Copy each line of the records that contains the word "households".
## begin Records provided
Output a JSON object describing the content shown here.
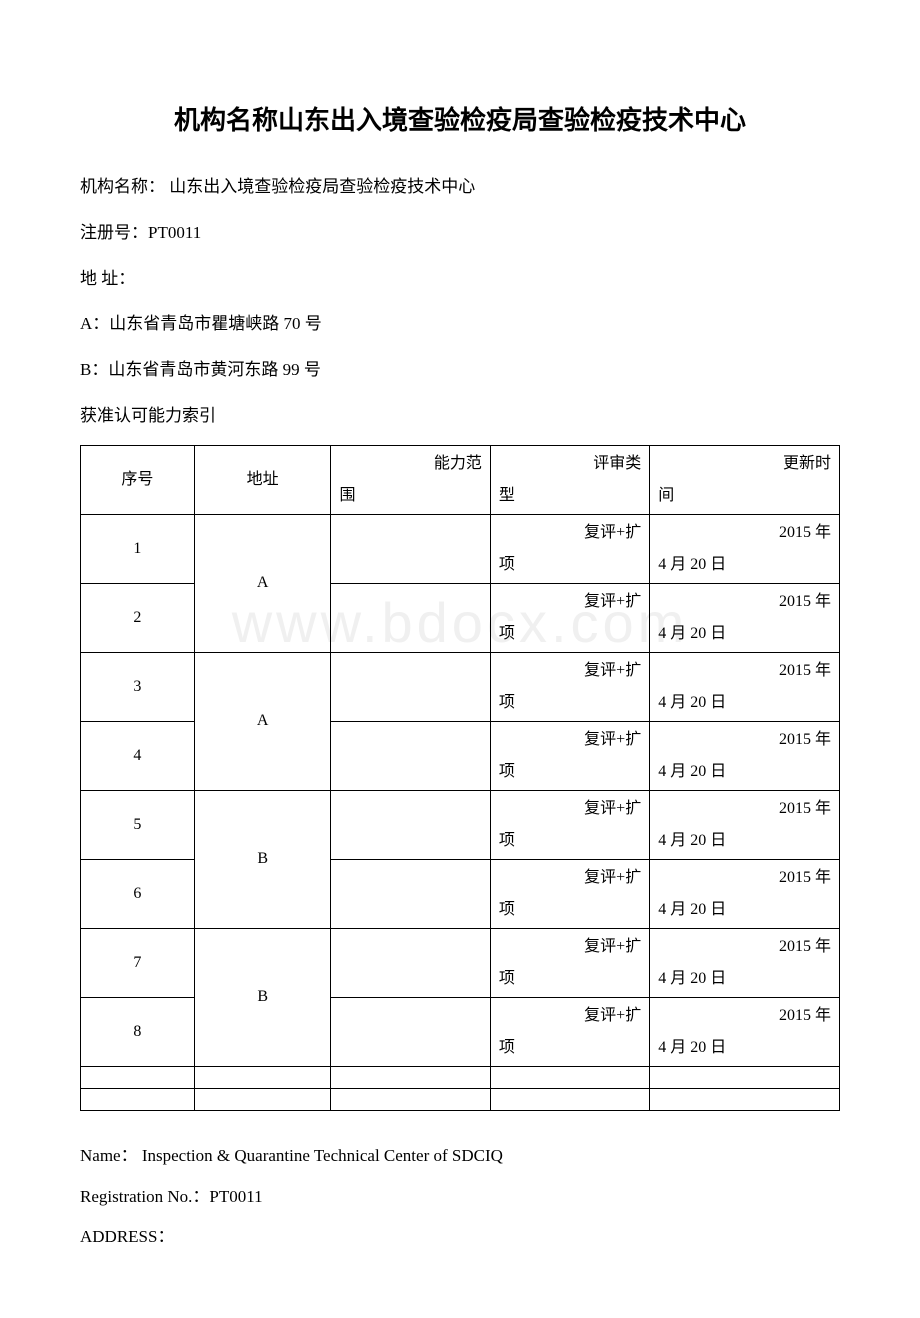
{
  "watermark": "www.bdocx.com",
  "title": "机构名称山东出入境查验检疫局查验检疫技术中心",
  "org_label": "机构名称：",
  "org_name": "山东出入境查验检疫局查验检疫技术中心",
  "reg_label": "注册号：",
  "reg_no": "PT0011",
  "addr_label": "地 址：",
  "addr_a": "A：山东省青岛市瞿塘峡路 70 号",
  "addr_b": "B：山东省青岛市黄河东路 99 号",
  "index_title": "获准认可能力索引",
  "table": {
    "headers": {
      "seq": "序号",
      "addr": "地址",
      "scope_prefix": "能力范",
      "scope_suffix": "围",
      "type_prefix": "评审类",
      "type_suffix": "型",
      "time_prefix": "更新时",
      "time_suffix": "间"
    },
    "rows": [
      {
        "seq": "1",
        "addr": "A",
        "addr_rowspan": 2,
        "scope": "",
        "type": "复评+扩项",
        "time": "2015 年 4 月 20 日"
      },
      {
        "seq": "2",
        "scope": "",
        "type": "复评+扩项",
        "time": "2015 年 4 月 20 日"
      },
      {
        "seq": "3",
        "addr": "A",
        "addr_rowspan": 2,
        "scope": "",
        "type": "复评+扩项",
        "time": "2015 年 4 月 20 日"
      },
      {
        "seq": "4",
        "scope": "",
        "type": "复评+扩项",
        "time": "2015 年 4 月 20 日"
      },
      {
        "seq": "5",
        "addr": "B",
        "addr_rowspan": 2,
        "scope": "",
        "type": "复评+扩项",
        "time": "2015 年 4 月 20 日"
      },
      {
        "seq": "6",
        "scope": "",
        "type": "复评+扩项",
        "time": "2015 年 4 月 20 日"
      },
      {
        "seq": "7",
        "addr": "B",
        "addr_rowspan": 2,
        "scope": "",
        "type": "复评+扩项",
        "time": "2015 年 4 月 20 日"
      },
      {
        "seq": "8",
        "scope": "",
        "type": "复评+扩项",
        "time": "2015 年 4 月 20 日"
      }
    ]
  },
  "english": {
    "name_label": "Name：",
    "name": "Inspection & Quarantine Technical Center of SDCIQ",
    "reg_label": "Registration No.：",
    "reg_no": "PT0011",
    "addr_label": "ADDRESS："
  }
}
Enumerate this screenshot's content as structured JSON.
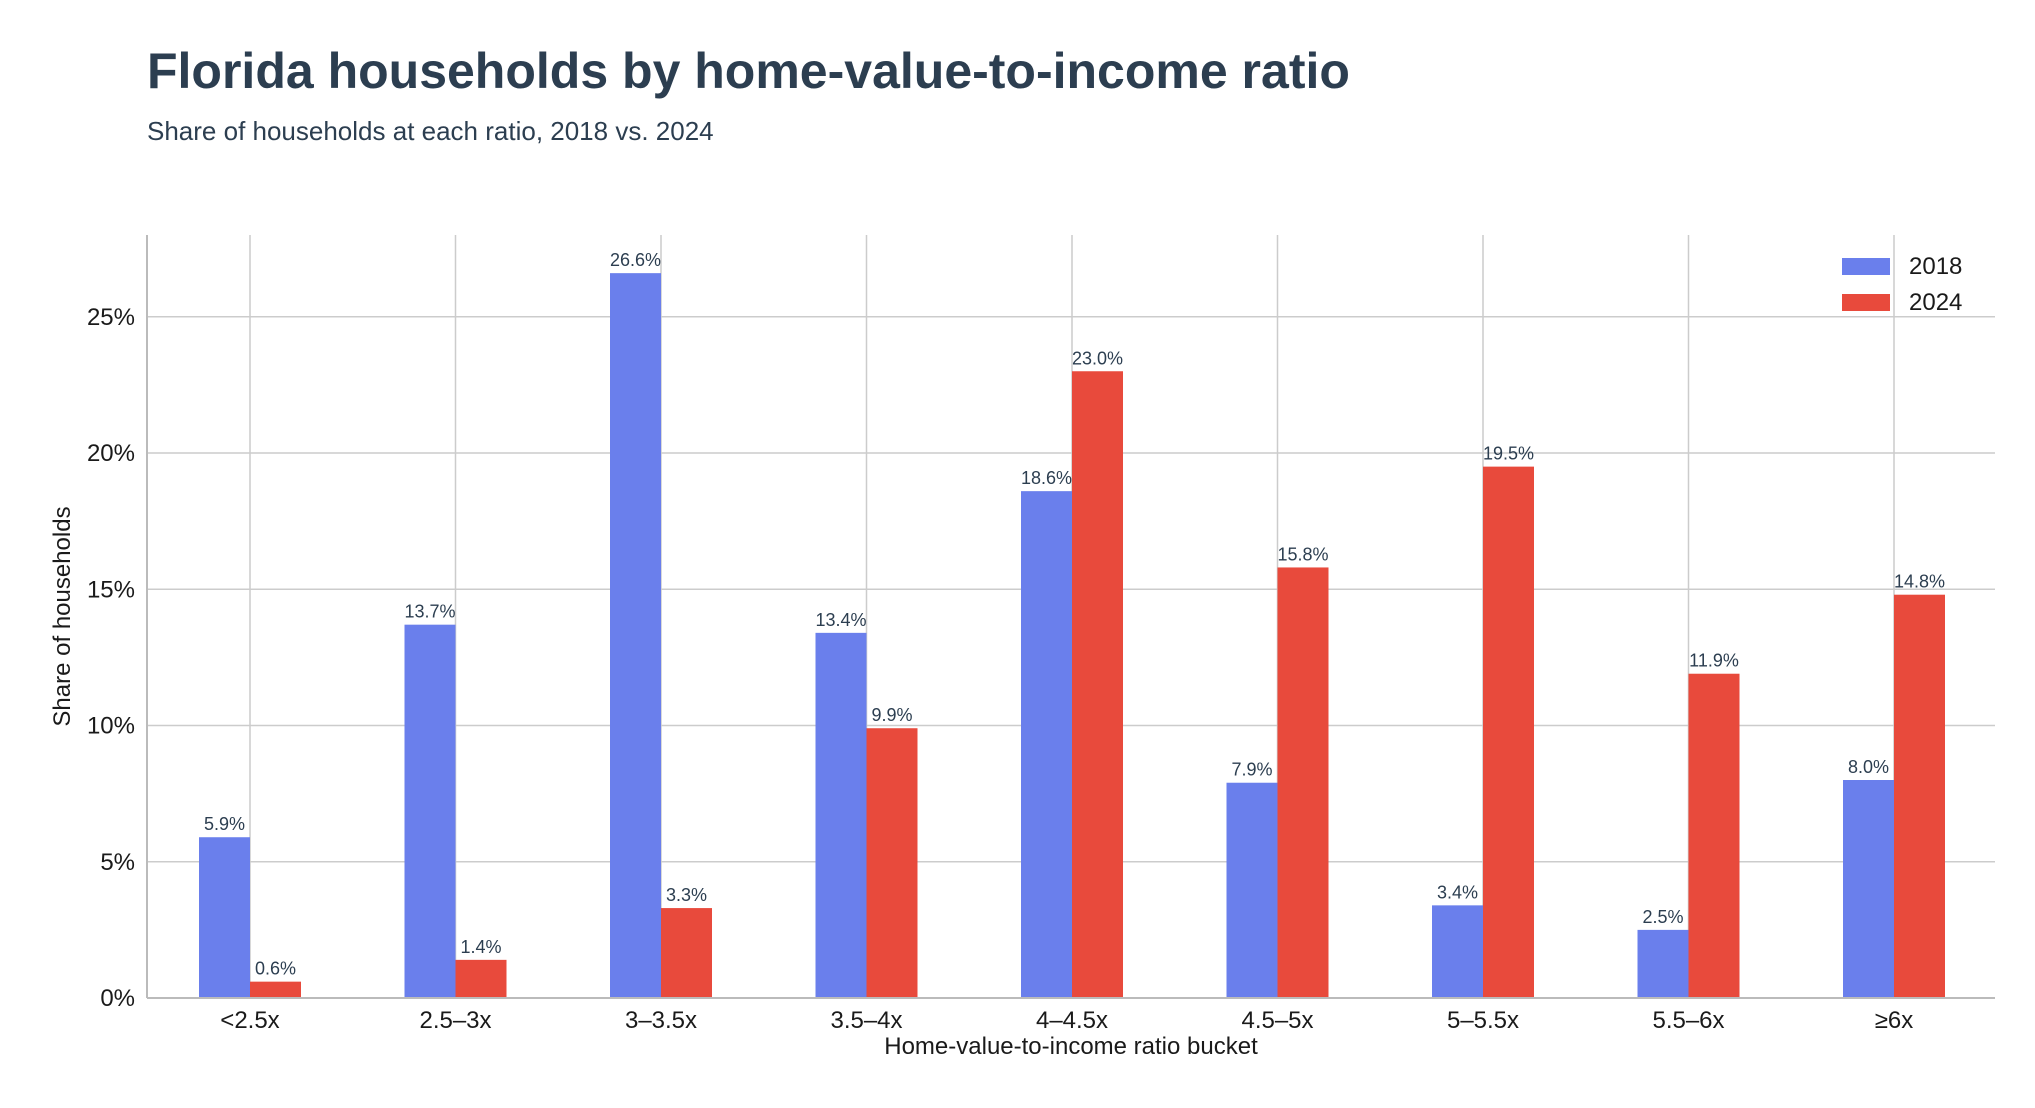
{
  "chart_data": {
    "type": "bar",
    "title": "Florida households by home-value-to-income ratio",
    "subtitle": "Share of households at each ratio, 2018 vs. 2024",
    "xlabel": "Home-value-to-income ratio bucket",
    "ylabel": "Share of households",
    "categories": [
      "<2.5x",
      "2.5–3x",
      "3–3.5x",
      "3.5–4x",
      "4–4.5x",
      "4.5–5x",
      "5–5.5x",
      "5.5–6x",
      "≥6x"
    ],
    "series": [
      {
        "name": "2018",
        "color": "#6a7fec",
        "values": [
          5.9,
          13.7,
          26.6,
          13.4,
          18.6,
          7.9,
          3.4,
          2.5,
          8.0
        ]
      },
      {
        "name": "2024",
        "color": "#e84a3c",
        "values": [
          0.6,
          1.4,
          3.3,
          9.9,
          23.0,
          15.8,
          19.5,
          11.9,
          14.8
        ]
      }
    ],
    "ylim": [
      0,
      28
    ],
    "yticks": [
      0,
      5,
      10,
      15,
      20,
      25
    ],
    "ytick_format": "%",
    "grid": true,
    "legend_position": "top-right"
  }
}
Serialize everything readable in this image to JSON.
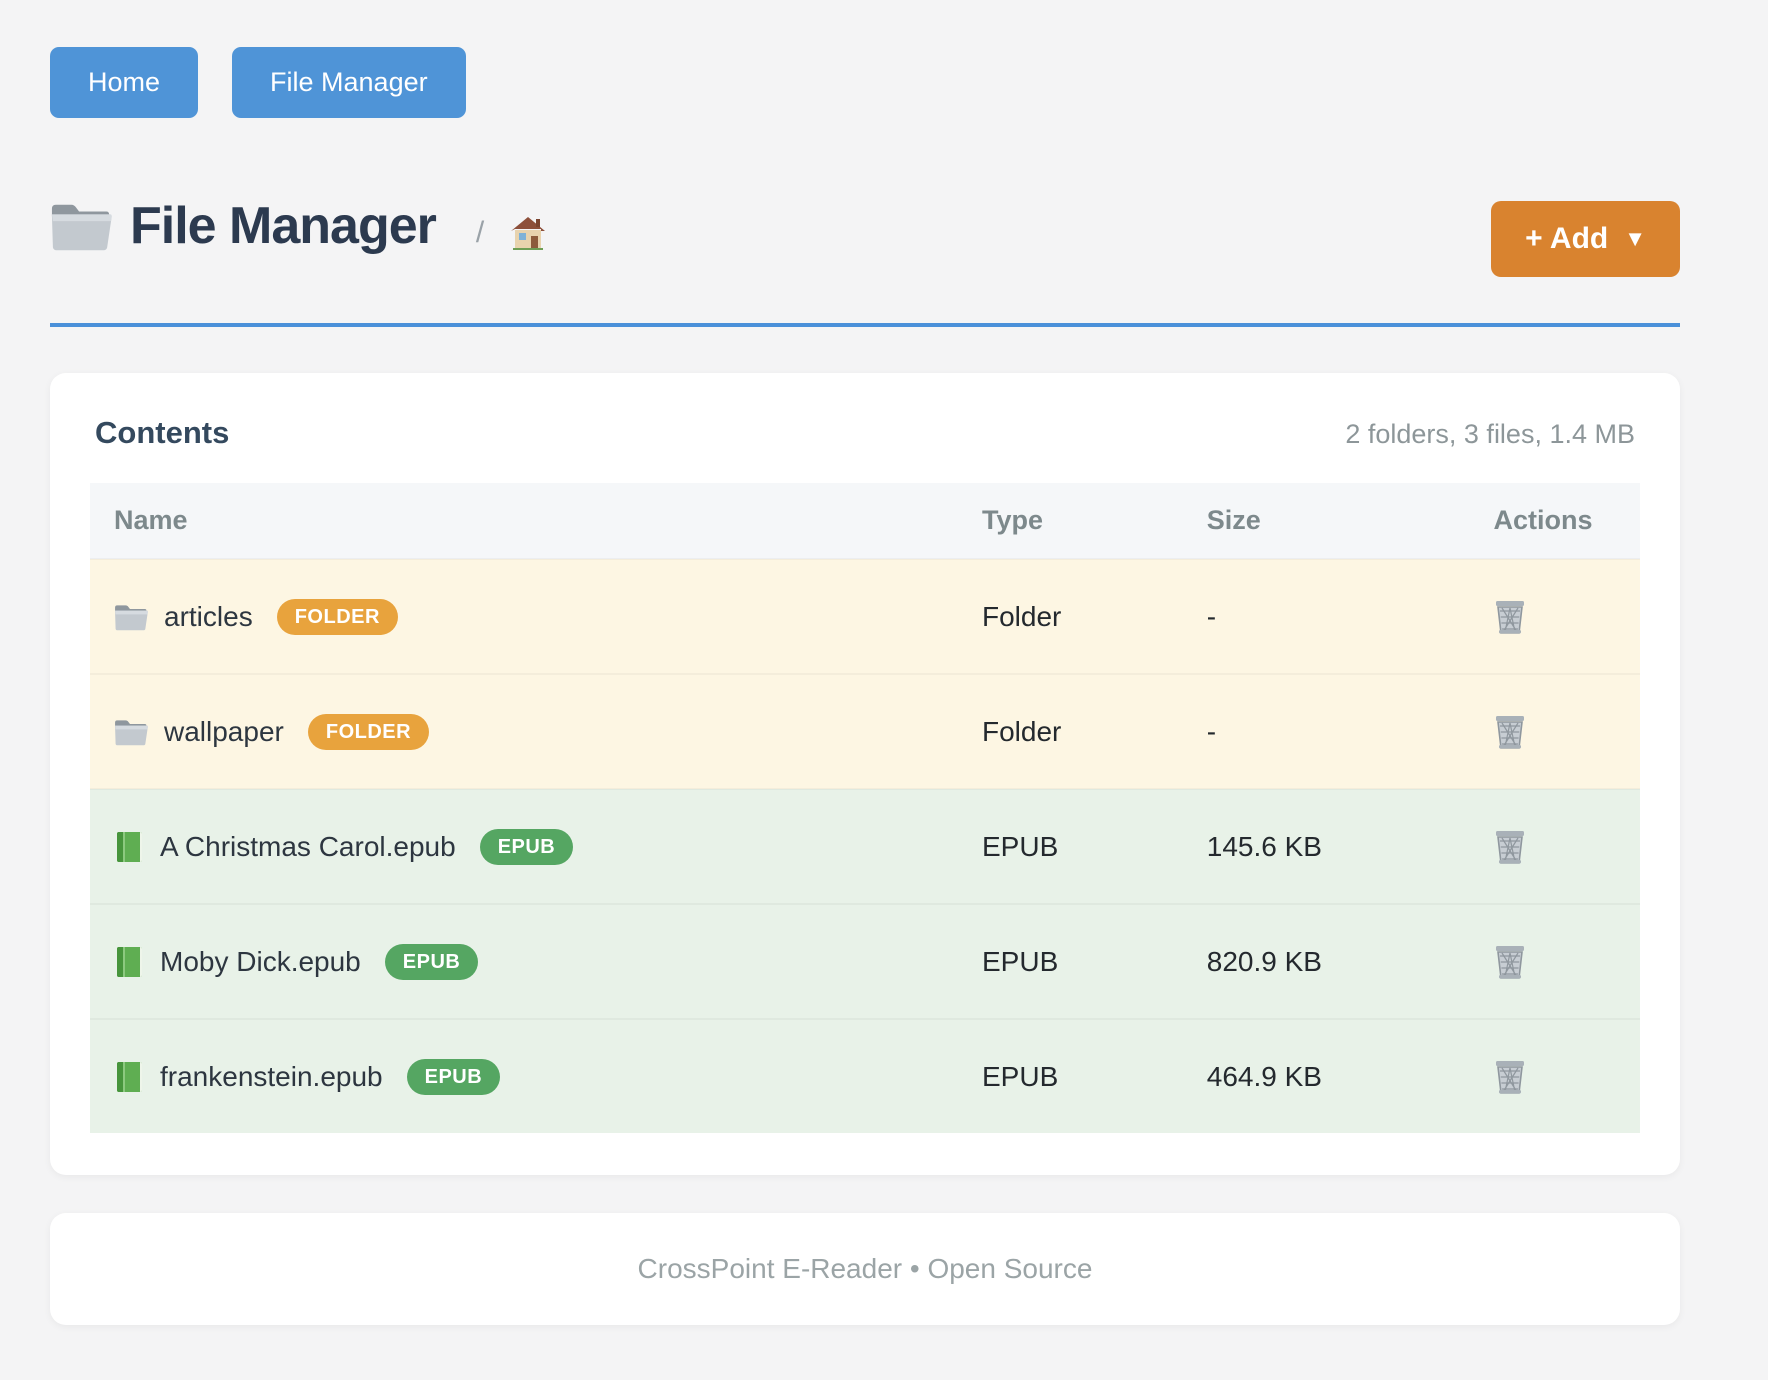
{
  "nav": {
    "buttons": [
      {
        "label": "Home"
      },
      {
        "label": "File Manager"
      }
    ]
  },
  "header": {
    "title_icon": "folder-icon",
    "title": "File Manager",
    "breadcrumb_separator": "/",
    "breadcrumb_home_icon": "house-icon",
    "add_button": {
      "label": "+ Add",
      "caret": "▼"
    }
  },
  "contents": {
    "title": "Contents",
    "summary": "2 folders, 3 files, 1.4 MB",
    "columns": [
      "Name",
      "Type",
      "Size",
      "Actions"
    ],
    "rows": [
      {
        "icon": "folder-icon",
        "kind": "folder",
        "name": "articles",
        "badge": "FOLDER",
        "type": "Folder",
        "size": "-",
        "action_icon": "trash-icon"
      },
      {
        "icon": "folder-icon",
        "kind": "folder",
        "name": "wallpaper",
        "badge": "FOLDER",
        "type": "Folder",
        "size": "-",
        "action_icon": "trash-icon"
      },
      {
        "icon": "book-icon",
        "kind": "epub",
        "name": "A Christmas Carol.epub",
        "badge": "EPUB",
        "type": "EPUB",
        "size": "145.6 KB",
        "action_icon": "trash-icon"
      },
      {
        "icon": "book-icon",
        "kind": "epub",
        "name": "Moby Dick.epub",
        "badge": "EPUB",
        "type": "EPUB",
        "size": "820.9 KB",
        "action_icon": "trash-icon"
      },
      {
        "icon": "book-icon",
        "kind": "epub",
        "name": "frankenstein.epub",
        "badge": "EPUB",
        "type": "EPUB",
        "size": "464.9 KB",
        "action_icon": "trash-icon"
      }
    ]
  },
  "footer": {
    "text": "CrossPoint E-Reader • Open Source"
  },
  "colors": {
    "nav_button": "#4f94d7",
    "add_button": "#d9832f",
    "rule": "#4a90d9",
    "folder_row_bg": "#fdf6e3",
    "epub_row_bg": "#e8f2e8",
    "folder_badge": "#e8a33d",
    "epub_badge": "#55a662",
    "title_text": "#2c3a4f"
  }
}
## end Records provided
◆ Correct response ◆
    "title": "Florida households by home-value-to-income ratio",
    "subtitle": "Share of households at each ratio, 2018 vs. 2024",
    "ylabel": "Share of households",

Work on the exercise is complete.